Problem to solve | Collect each line of the records containing the string "если".

── Given information ──

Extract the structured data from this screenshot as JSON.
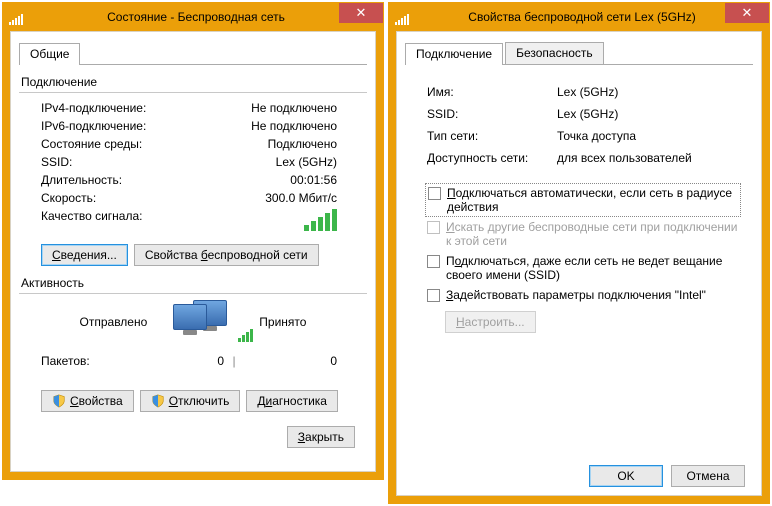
{
  "win1": {
    "title": "Состояние - Беспроводная сеть",
    "tab_general": "Общие",
    "sec_conn": "Подключение",
    "rows": {
      "ipv4_k": "IPv4-подключение:",
      "ipv4_v": "Не подключено",
      "ipv6_k": "IPv6-подключение:",
      "ipv6_v": "Не подключено",
      "media_k": "Состояние среды:",
      "media_v": "Подключено",
      "ssid_k": "SSID:",
      "ssid_v": "Lex (5GHz)",
      "dur_k": "Длительность:",
      "dur_v": "00:01:56",
      "speed_k": "Скорость:",
      "speed_v": "300.0 Мбит/с",
      "sig_k": "Качество сигнала:"
    },
    "btn_details": "Сведения...",
    "btn_wprops": "Свойства беспроводной сети",
    "sec_activity": "Активность",
    "sent": "Отправлено",
    "recv": "Принято",
    "packets_label": "Пакетов:",
    "packets_sent": "0",
    "packets_recv": "0",
    "btn_props": "Свойства",
    "btn_disable": "Отключить",
    "btn_diag": "Диагностика",
    "btn_close": "Закрыть"
  },
  "win2": {
    "title": "Свойства беспроводной сети Lex (5GHz)",
    "tab_conn": "Подключение",
    "tab_sec": "Безопасность",
    "rows": {
      "name_k": "Имя:",
      "name_v": "Lex (5GHz)",
      "ssid_k": "SSID:",
      "ssid_v": "Lex (5GHz)",
      "type_k": "Тип сети:",
      "type_v": "Точка доступа",
      "avail_k": "Доступность сети:",
      "avail_v": "для всех пользователей"
    },
    "chk1": "Подключаться автоматически, если сеть в радиусе действия",
    "chk2": "Искать другие беспроводные сети при подключении к этой сети",
    "chk3": "Подключаться, даже если сеть не ведет вещание своего имени (SSID)",
    "chk4": "Задействовать параметры подключения \"Intel\"",
    "btn_config": "Настроить...",
    "btn_ok": "OK",
    "btn_cancel": "Отмена"
  }
}
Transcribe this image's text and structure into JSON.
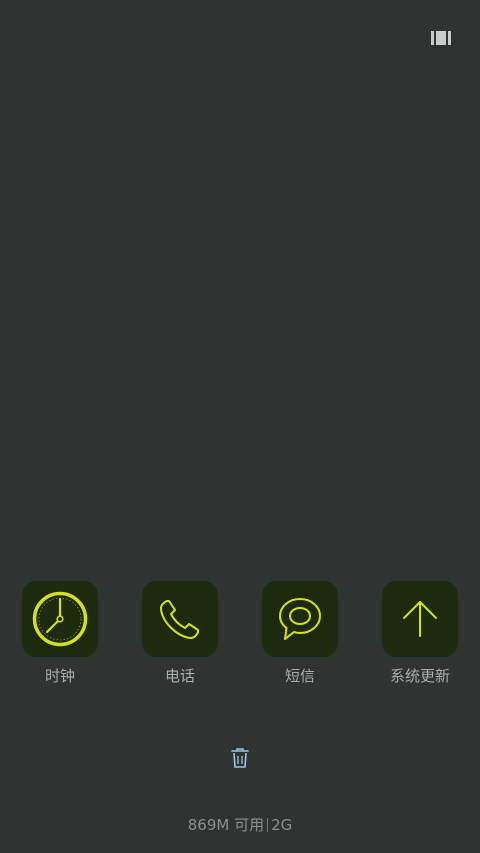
{
  "colors": {
    "background": "#2f3432",
    "tile_background": "#1d2a0e",
    "accent": "#d4e21a",
    "label_text": "#a9acaa",
    "status_text": "#8c8f8d",
    "trash_icon": "#9fc7e6"
  },
  "header": {
    "view_toggle_icon": "recents-view-toggle-icon"
  },
  "apps": [
    {
      "label": "时钟",
      "icon": "clock-icon"
    },
    {
      "label": "电话",
      "icon": "phone-icon"
    },
    {
      "label": "短信",
      "icon": "message-bubble-icon"
    },
    {
      "label": "系统更新",
      "icon": "arrow-up-icon"
    }
  ],
  "clear_all": {
    "icon": "trash-icon"
  },
  "memory": {
    "available": "869M 可用",
    "total": "2G"
  }
}
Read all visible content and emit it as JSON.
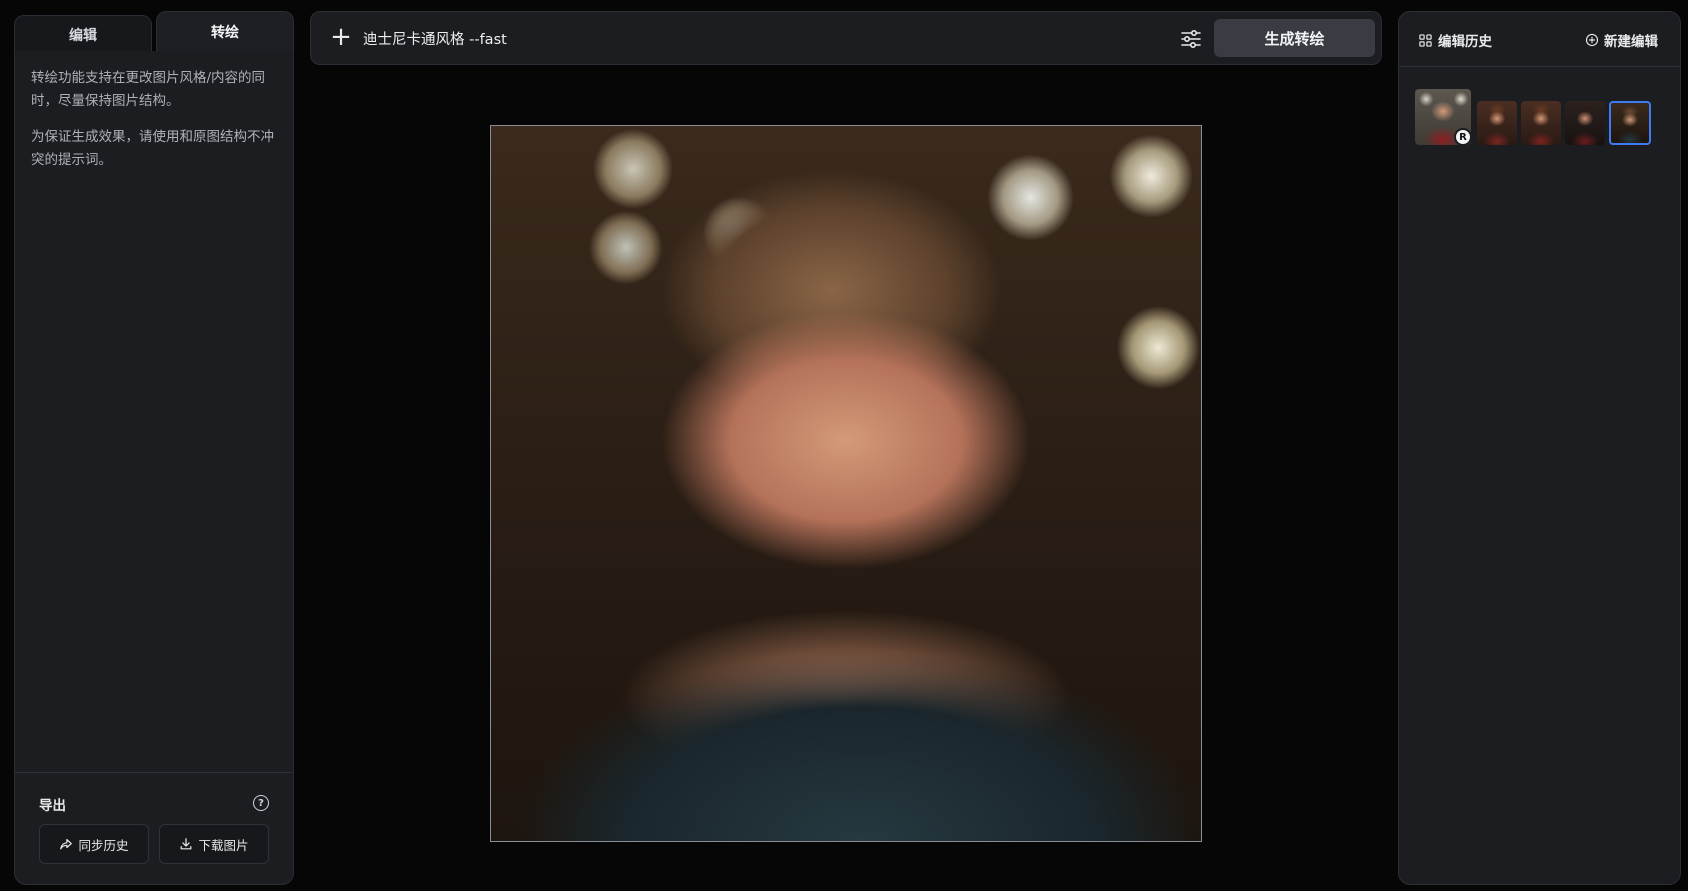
{
  "left_panel": {
    "tabs": [
      {
        "label": "编辑",
        "active": false
      },
      {
        "label": "转绘",
        "active": true
      }
    ],
    "description": [
      "转绘功能支持在更改图片风格/内容的同时，尽量保持图片结构。",
      "为保证生成效果，请使用和原图结构不冲突的提示词。"
    ],
    "export": {
      "title": "导出",
      "help_icon": "question-circle-icon",
      "help_glyph": "?",
      "buttons": [
        {
          "label": "同步历史",
          "icon": "share-icon"
        },
        {
          "label": "下载图片",
          "icon": "download-icon"
        }
      ]
    }
  },
  "topbar": {
    "add_icon": "plus-icon",
    "add_glyph": "+",
    "prompt": "迪士尼卡通风格 --fast",
    "settings_icon": "sliders-icon",
    "generate_label": "生成转绘"
  },
  "canvas": {
    "image": "cartoon-portrait-woman",
    "border_color": "#8a8d93"
  },
  "right_panel": {
    "history_title": "编辑历史",
    "history_icon": "grid-icon",
    "new_edit_label": "新建编辑",
    "new_edit_icon": "plus-circle-icon",
    "thumbnails": [
      {
        "kind": "original",
        "badge": "R"
      },
      {
        "kind": "result"
      },
      {
        "kind": "result"
      },
      {
        "kind": "result"
      },
      {
        "kind": "result",
        "selected": true
      }
    ],
    "selected_color": "#3d7bf4"
  }
}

───

Exercise solution |
    "chk1": "Подключаться автоматически, если сеть в радиусе действия",
    "chk3": "Подключаться, даже если сеть не ведет вещание своего имени (SSID)",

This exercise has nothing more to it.